#### [Records from a collection of figures]

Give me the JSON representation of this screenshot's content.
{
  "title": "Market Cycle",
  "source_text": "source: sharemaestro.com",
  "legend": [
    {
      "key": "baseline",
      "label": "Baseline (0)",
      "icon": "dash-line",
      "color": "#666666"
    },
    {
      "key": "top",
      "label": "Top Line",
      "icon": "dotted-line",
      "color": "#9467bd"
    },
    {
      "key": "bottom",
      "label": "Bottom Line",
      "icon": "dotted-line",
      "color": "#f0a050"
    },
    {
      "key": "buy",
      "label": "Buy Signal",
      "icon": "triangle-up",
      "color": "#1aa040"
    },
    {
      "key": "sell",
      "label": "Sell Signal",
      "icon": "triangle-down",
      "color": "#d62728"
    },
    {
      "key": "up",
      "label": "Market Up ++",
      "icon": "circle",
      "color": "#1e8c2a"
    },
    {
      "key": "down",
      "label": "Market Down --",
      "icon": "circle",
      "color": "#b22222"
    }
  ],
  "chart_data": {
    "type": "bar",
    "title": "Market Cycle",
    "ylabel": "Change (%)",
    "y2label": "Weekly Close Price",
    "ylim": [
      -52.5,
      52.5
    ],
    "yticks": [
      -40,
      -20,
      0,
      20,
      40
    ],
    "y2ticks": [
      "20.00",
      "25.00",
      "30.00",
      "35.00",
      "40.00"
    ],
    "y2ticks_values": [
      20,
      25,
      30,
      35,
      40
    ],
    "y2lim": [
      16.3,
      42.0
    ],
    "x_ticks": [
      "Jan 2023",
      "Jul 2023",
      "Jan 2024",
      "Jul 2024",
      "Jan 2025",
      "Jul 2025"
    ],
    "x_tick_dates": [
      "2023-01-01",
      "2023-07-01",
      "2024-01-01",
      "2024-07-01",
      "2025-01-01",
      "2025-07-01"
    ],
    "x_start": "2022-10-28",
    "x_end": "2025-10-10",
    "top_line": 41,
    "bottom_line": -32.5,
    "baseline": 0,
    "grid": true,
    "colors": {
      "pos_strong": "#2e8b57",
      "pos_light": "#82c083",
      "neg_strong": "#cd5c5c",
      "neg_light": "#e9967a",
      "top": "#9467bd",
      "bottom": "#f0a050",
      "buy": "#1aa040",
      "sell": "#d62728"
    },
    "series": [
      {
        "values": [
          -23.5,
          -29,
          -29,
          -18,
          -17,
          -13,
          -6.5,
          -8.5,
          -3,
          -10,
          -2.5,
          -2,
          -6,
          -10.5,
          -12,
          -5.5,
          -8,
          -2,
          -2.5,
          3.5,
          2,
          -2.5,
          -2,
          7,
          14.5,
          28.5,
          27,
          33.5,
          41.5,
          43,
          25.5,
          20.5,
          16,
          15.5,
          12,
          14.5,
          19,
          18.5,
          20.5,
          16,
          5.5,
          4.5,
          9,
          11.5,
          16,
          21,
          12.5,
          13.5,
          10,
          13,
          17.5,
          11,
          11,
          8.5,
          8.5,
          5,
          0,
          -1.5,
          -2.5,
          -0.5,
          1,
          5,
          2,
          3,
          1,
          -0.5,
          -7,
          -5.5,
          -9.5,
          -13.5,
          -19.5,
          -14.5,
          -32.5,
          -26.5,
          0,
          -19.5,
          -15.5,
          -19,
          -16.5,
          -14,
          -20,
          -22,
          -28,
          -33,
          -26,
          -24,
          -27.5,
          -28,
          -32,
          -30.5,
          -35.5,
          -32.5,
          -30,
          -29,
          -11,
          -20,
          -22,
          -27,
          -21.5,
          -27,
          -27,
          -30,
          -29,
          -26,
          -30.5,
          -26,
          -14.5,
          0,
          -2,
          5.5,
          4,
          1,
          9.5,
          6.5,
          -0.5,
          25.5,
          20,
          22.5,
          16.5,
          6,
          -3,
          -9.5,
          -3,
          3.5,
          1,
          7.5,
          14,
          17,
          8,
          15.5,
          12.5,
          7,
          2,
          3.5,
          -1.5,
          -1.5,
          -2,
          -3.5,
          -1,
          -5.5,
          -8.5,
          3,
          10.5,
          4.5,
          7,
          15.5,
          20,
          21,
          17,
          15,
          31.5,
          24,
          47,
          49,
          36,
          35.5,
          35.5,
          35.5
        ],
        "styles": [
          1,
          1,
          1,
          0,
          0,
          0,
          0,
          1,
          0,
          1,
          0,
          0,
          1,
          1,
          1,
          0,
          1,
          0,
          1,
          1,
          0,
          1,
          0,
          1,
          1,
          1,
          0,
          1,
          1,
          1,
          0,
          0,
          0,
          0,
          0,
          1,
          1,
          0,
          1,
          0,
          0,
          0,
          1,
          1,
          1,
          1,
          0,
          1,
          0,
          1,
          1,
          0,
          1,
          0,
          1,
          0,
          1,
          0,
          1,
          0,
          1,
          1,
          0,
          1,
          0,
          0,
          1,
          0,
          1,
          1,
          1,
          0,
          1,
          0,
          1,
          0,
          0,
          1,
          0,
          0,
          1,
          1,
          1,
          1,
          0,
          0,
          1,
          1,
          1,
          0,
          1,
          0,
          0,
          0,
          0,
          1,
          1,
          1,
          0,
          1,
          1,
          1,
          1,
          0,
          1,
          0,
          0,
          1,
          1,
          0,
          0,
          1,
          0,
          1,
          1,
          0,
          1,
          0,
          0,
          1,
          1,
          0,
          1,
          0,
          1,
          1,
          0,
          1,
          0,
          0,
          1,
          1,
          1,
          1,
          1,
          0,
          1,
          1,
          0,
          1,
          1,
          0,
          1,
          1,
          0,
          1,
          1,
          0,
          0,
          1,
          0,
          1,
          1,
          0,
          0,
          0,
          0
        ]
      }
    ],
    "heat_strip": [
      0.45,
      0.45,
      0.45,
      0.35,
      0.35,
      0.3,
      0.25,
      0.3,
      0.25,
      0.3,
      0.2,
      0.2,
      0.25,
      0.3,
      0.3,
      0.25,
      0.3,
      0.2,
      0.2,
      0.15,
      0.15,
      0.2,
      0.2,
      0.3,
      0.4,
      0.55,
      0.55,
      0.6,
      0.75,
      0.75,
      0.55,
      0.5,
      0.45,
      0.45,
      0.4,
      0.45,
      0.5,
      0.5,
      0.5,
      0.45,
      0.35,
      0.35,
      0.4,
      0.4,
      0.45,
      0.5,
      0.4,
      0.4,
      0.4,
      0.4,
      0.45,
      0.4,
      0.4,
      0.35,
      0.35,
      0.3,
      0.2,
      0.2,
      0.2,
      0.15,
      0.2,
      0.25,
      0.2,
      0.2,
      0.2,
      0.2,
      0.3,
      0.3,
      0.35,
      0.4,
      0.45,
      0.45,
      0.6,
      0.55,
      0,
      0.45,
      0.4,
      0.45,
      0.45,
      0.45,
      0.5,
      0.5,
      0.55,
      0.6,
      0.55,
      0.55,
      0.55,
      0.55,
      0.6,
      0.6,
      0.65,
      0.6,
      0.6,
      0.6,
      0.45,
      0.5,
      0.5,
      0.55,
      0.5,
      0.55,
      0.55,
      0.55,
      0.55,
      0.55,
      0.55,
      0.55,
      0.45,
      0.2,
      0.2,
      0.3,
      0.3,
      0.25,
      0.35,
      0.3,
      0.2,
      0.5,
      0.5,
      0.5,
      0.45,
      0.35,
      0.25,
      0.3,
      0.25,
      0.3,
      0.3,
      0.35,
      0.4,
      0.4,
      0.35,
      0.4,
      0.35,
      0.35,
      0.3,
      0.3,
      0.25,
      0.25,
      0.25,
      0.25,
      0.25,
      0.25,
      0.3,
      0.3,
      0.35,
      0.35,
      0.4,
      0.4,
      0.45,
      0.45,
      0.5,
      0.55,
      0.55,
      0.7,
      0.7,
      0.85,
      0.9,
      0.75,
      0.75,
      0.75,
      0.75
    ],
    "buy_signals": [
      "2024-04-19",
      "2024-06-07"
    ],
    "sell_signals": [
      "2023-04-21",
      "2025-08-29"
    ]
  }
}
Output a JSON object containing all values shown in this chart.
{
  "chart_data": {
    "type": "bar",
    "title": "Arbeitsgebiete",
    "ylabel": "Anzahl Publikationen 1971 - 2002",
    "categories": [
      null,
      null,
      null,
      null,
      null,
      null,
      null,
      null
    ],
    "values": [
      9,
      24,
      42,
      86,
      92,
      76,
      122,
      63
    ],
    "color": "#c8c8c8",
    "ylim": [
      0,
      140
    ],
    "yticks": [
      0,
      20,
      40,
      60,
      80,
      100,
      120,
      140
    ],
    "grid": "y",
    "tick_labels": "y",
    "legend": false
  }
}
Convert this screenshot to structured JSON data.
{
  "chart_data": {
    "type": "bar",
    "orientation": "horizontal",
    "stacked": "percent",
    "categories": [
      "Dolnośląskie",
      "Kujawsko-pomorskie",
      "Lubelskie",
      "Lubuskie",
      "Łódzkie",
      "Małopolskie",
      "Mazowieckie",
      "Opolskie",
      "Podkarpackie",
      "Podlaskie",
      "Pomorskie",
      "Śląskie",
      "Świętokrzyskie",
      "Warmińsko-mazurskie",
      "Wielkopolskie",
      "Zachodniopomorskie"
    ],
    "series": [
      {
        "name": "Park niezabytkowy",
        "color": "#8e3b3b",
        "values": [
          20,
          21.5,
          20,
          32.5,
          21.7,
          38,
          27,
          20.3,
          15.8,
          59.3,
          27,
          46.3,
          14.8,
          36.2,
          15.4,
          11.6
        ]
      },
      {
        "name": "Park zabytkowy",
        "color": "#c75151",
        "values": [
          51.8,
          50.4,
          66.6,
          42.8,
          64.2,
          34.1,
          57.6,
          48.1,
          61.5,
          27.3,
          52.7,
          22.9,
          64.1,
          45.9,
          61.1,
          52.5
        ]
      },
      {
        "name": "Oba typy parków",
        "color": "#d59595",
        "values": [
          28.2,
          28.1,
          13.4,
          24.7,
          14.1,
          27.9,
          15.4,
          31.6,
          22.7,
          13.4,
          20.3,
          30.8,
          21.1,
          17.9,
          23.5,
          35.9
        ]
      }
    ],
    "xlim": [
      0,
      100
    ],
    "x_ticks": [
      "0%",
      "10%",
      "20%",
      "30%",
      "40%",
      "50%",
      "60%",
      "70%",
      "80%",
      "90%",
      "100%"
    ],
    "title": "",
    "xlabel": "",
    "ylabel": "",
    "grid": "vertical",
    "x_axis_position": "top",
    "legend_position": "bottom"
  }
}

#### [PROBLEM STATEMENT]
Report how many lines of the records above contain the word "screenshot", and give only that number.

#### [OUTPUT FOR THIS EXERCISE]
2